● GIVEN REQUEST:
Among the lines of these entries, how many hold the word "Bound"? State only the number.

* * * * *

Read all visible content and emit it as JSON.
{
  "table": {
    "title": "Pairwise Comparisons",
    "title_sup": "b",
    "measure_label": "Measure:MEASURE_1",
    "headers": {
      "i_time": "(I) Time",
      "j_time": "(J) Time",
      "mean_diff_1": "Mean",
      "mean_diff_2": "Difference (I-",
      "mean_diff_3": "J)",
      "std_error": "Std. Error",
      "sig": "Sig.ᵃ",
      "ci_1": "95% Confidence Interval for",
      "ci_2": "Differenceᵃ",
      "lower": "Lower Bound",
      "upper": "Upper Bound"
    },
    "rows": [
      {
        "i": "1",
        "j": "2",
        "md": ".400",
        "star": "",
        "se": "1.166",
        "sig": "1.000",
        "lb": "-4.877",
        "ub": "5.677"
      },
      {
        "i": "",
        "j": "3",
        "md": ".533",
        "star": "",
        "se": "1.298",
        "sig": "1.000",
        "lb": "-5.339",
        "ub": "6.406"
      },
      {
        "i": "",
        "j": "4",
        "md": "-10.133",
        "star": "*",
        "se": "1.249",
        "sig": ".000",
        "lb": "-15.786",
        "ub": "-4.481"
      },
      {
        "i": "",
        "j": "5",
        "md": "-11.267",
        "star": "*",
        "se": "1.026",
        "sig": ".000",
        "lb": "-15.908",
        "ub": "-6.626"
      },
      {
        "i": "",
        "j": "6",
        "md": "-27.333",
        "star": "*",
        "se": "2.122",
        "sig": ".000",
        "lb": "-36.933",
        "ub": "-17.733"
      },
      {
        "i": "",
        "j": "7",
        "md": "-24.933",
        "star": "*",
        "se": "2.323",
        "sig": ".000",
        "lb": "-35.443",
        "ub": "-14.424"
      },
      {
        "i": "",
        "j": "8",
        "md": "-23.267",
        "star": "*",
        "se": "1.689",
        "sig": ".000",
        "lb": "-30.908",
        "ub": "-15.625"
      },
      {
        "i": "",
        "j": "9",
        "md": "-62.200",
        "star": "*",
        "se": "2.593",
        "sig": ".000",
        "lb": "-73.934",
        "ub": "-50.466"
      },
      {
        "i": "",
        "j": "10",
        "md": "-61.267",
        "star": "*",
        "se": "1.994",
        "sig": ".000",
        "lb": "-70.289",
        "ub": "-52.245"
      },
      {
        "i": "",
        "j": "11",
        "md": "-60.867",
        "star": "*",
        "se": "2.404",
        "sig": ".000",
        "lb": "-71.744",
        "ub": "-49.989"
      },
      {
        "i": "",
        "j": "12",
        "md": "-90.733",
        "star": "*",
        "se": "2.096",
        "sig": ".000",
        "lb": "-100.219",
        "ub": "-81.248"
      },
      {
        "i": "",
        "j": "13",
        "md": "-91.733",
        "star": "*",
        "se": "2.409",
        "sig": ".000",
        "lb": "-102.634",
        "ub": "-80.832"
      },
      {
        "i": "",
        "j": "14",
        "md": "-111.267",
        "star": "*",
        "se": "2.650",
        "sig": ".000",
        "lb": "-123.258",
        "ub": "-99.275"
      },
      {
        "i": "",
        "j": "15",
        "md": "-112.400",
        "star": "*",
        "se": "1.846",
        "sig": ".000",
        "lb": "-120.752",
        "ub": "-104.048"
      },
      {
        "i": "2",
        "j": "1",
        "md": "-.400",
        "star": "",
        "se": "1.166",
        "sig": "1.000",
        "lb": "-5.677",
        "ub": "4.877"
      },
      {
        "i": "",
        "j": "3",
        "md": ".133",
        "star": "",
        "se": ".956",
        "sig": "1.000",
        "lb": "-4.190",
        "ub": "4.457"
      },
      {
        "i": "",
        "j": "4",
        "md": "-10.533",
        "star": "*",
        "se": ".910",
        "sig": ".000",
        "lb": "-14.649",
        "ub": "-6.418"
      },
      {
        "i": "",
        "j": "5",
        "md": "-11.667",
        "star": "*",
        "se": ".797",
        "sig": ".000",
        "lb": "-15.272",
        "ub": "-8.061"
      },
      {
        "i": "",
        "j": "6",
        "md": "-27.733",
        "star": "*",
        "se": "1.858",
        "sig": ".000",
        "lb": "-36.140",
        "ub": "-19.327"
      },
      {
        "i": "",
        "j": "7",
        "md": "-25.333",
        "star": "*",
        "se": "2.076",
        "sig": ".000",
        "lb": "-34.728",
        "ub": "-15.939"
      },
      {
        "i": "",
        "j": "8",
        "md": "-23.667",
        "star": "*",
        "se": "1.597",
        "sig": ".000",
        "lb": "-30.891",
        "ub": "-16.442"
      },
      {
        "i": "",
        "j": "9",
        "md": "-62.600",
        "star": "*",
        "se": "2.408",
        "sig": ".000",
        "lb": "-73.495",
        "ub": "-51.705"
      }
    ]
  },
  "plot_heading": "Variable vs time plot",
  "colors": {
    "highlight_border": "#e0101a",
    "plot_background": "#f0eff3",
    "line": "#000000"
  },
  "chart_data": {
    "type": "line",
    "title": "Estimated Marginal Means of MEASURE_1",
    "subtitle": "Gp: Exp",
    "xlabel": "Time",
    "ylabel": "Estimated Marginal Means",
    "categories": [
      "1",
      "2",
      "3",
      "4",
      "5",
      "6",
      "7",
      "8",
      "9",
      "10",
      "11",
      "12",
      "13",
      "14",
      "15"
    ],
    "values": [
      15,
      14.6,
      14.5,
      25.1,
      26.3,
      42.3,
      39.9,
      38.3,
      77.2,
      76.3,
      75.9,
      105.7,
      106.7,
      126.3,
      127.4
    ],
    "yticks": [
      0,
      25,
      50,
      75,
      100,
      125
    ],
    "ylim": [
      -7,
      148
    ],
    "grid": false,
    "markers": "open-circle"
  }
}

* * * * *

● CORRECT RESPONSE:
2